Reproduce each of the rows below verbatim, line for line and in the same order, without changing any character.

-------

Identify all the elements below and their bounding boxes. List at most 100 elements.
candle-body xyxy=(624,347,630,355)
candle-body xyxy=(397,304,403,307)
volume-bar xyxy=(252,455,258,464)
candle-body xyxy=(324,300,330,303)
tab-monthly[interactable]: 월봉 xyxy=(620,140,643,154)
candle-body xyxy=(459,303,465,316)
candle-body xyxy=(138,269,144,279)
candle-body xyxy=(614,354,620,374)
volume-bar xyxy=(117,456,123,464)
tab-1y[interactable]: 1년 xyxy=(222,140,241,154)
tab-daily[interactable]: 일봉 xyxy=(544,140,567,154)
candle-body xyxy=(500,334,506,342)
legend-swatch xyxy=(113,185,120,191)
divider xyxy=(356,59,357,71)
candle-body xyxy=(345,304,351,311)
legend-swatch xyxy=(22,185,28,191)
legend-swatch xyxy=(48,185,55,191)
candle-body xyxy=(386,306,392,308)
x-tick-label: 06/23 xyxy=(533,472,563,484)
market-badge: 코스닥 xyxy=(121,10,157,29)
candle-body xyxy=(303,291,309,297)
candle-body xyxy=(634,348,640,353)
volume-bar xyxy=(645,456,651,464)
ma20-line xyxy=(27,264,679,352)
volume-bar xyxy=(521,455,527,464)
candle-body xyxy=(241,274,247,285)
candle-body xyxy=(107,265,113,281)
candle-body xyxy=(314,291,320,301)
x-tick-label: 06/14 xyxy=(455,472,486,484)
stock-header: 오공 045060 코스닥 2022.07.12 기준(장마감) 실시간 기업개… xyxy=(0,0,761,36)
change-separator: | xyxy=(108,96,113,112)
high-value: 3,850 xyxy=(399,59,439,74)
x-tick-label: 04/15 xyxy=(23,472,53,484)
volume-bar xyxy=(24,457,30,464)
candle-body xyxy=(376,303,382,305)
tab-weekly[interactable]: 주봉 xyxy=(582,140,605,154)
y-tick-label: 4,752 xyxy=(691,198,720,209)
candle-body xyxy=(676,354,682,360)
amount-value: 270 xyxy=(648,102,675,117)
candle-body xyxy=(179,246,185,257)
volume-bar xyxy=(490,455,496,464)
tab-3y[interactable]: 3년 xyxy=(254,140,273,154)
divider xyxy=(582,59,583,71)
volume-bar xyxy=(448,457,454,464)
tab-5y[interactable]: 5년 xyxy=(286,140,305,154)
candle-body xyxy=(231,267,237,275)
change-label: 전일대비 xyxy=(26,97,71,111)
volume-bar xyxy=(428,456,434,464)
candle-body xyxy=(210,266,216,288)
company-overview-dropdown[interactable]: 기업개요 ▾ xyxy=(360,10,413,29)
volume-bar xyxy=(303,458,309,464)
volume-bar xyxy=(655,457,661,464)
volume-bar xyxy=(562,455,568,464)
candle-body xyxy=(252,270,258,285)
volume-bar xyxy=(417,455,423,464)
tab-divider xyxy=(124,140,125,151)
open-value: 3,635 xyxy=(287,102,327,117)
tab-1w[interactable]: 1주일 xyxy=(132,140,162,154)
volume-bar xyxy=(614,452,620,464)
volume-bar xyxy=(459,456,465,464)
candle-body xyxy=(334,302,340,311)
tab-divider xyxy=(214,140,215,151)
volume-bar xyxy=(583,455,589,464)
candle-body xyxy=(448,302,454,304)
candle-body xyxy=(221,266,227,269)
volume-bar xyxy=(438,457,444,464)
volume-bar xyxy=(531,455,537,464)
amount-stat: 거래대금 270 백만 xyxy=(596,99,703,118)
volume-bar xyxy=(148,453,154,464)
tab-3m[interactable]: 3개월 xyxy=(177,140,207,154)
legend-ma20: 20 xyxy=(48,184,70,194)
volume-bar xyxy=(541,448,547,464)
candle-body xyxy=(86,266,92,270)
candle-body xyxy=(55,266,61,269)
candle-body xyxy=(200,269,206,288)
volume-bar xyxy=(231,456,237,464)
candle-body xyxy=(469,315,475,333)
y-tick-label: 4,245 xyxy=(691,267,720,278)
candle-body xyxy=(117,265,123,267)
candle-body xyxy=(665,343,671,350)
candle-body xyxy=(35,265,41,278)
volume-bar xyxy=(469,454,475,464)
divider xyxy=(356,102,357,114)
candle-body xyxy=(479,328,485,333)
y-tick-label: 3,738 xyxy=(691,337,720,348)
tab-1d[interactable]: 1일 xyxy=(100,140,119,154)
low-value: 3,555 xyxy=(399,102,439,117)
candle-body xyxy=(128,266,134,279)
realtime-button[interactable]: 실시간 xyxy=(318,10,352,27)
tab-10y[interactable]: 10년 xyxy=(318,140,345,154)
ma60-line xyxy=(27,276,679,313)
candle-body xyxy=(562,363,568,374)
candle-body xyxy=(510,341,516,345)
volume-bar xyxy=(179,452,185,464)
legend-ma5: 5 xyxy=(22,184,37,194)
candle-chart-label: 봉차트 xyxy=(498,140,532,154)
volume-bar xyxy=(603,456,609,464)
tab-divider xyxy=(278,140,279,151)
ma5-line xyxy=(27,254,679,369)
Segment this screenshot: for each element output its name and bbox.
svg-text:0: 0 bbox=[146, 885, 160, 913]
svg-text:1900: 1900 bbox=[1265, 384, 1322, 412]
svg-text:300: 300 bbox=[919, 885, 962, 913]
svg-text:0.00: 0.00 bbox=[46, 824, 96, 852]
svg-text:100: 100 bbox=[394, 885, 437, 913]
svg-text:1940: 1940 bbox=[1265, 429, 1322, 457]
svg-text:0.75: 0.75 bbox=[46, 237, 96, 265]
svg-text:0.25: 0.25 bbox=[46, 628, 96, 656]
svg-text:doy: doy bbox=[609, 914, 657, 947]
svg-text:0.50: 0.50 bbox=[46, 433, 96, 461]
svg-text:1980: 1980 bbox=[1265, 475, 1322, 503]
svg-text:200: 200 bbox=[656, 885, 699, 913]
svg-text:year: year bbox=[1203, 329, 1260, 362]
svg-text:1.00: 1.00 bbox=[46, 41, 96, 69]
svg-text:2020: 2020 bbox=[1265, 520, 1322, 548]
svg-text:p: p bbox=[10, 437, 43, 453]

-------

RESPONSE TO THIS EXERCISE:
Identify all the elements below and their bounding boxes. List at most 100 elements.
candle-body xyxy=(624,347,630,355)
candle-body xyxy=(397,304,403,307)
volume-bar xyxy=(252,455,258,464)
candle-body xyxy=(324,300,330,303)
tab-monthly[interactable]: 월봉 xyxy=(620,140,643,154)
candle-body xyxy=(459,303,465,316)
candle-body xyxy=(138,269,144,279)
candle-body xyxy=(614,354,620,374)
volume-bar xyxy=(117,456,123,464)
tab-1y[interactable]: 1년 xyxy=(222,140,241,154)
tab-daily[interactable]: 일봉 xyxy=(544,140,567,154)
candle-body xyxy=(500,334,506,342)
legend-swatch xyxy=(113,185,120,191)
divider xyxy=(356,59,357,71)
candle-body xyxy=(345,304,351,311)
legend-swatch xyxy=(22,185,28,191)
legend-swatch xyxy=(48,185,55,191)
candle-body xyxy=(386,306,392,308)
x-tick-label: 06/23 xyxy=(533,472,563,484)
market-badge: 코스닥 xyxy=(121,10,157,29)
candle-body xyxy=(303,291,309,297)
candle-body xyxy=(634,348,640,353)
volume-bar xyxy=(645,456,651,464)
ma20-line xyxy=(27,264,679,352)
volume-bar xyxy=(521,455,527,464)
candle-body xyxy=(241,274,247,285)
candle-body xyxy=(107,265,113,281)
candle-body xyxy=(314,291,320,301)
x-tick-label: 06/14 xyxy=(455,472,486,484)
stock-header: 오공 045060 코스닥 2022.07.12 기준(장마감) 실시간 기업개… xyxy=(0,0,761,36)
change-separator: | xyxy=(108,96,113,112)
high-value: 3,850 xyxy=(399,59,439,74)
x-tick-label: 04/15 xyxy=(23,472,53,484)
volume-bar xyxy=(24,457,30,464)
candle-body xyxy=(376,303,382,305)
tab-weekly[interactable]: 주봉 xyxy=(582,140,605,154)
y-tick-label: 4,752 xyxy=(691,198,720,209)
candle-body xyxy=(676,354,682,360)
amount-value: 270 xyxy=(648,102,675,117)
candle-body xyxy=(179,246,185,257)
volume-bar xyxy=(490,455,496,464)
tab-3y[interactable]: 3년 xyxy=(254,140,273,154)
divider xyxy=(582,59,583,71)
volume-bar xyxy=(448,457,454,464)
tab-5y[interactable]: 5년 xyxy=(286,140,305,154)
candle-body xyxy=(231,267,237,275)
change-label: 전일대비 xyxy=(26,97,71,111)
volume-bar xyxy=(428,456,434,464)
candle-body xyxy=(210,266,216,288)
company-overview-dropdown[interactable]: 기업개요 ▾ xyxy=(360,10,413,29)
volume-bar xyxy=(303,458,309,464)
volume-bar xyxy=(655,457,661,464)
volume-bar xyxy=(562,455,568,464)
candle-body xyxy=(252,270,258,285)
volume-bar xyxy=(417,455,423,464)
tab-divider xyxy=(124,140,125,151)
open-value: 3,635 xyxy=(287,102,327,117)
tab-1w[interactable]: 1주일 xyxy=(132,140,162,154)
volume-bar xyxy=(614,452,620,464)
volume-bar xyxy=(459,456,465,464)
candle-body xyxy=(334,302,340,311)
tab-divider xyxy=(214,140,215,151)
volume-bar xyxy=(583,455,589,464)
candle-body xyxy=(448,302,454,304)
candle-body xyxy=(221,266,227,269)
volume-bar xyxy=(438,457,444,464)
volume-bar xyxy=(531,455,537,464)
amount-stat: 거래대금 270 백만 xyxy=(596,99,703,118)
volume-bar xyxy=(148,453,154,464)
tab-3m[interactable]: 3개월 xyxy=(177,140,207,154)
legend-ma20: 20 xyxy=(48,184,70,194)
volume-bar xyxy=(541,448,547,464)
candle-body xyxy=(86,266,92,270)
candle-body xyxy=(55,266,61,269)
candle-body xyxy=(200,269,206,288)
volume-bar xyxy=(231,456,237,464)
candle-body xyxy=(469,315,475,333)
y-tick-label: 4,245 xyxy=(691,267,720,278)
candle-body xyxy=(117,265,123,267)
candle-body xyxy=(665,343,671,350)
candle-body xyxy=(35,265,41,278)
volume-bar xyxy=(469,454,475,464)
divider xyxy=(356,102,357,114)
candle-body xyxy=(479,328,485,333)
y-tick-label: 3,738 xyxy=(691,337,720,348)
tab-1d[interactable]: 1일 xyxy=(100,140,119,154)
low-value: 3,555 xyxy=(399,102,439,117)
candle-body xyxy=(128,266,134,279)
realtime-button[interactable]: 실시간 xyxy=(318,10,352,27)
tab-10y[interactable]: 10년 xyxy=(318,140,345,154)
ma60-line xyxy=(27,276,679,313)
candle-body xyxy=(562,363,568,374)
candle-body xyxy=(510,341,516,345)
volume-bar xyxy=(179,452,185,464)
legend-ma5: 5 xyxy=(22,184,37,194)
candle-chart-label: 봉차트 xyxy=(498,140,532,154)
volume-bar xyxy=(603,456,609,464)
tab-divider xyxy=(278,140,279,151)
ma5-line xyxy=(27,254,679,369)
Segment this screenshot: for each element output its name and bbox.
svg-text:0: 0 bbox=[146, 885, 160, 913]
svg-text:1900: 1900 bbox=[1265, 384, 1322, 412]
svg-text:300: 300 bbox=[919, 885, 962, 913]
svg-text:0.00: 0.00 bbox=[46, 824, 96, 852]
svg-text:100: 100 bbox=[394, 885, 437, 913]
svg-text:1940: 1940 bbox=[1265, 429, 1322, 457]
svg-text:0.75: 0.75 bbox=[46, 237, 96, 265]
svg-text:0.25: 0.25 bbox=[46, 628, 96, 656]
svg-text:doy: doy bbox=[609, 914, 657, 947]
svg-text:0.50: 0.50 bbox=[46, 433, 96, 461]
svg-text:1980: 1980 bbox=[1265, 475, 1322, 503]
svg-text:200: 200 bbox=[656, 885, 699, 913]
svg-text:year: year bbox=[1203, 329, 1260, 362]
svg-text:1.00: 1.00 bbox=[46, 41, 96, 69]
svg-text:2020: 2020 bbox=[1265, 520, 1322, 548]
svg-text:p: p bbox=[10, 437, 43, 453]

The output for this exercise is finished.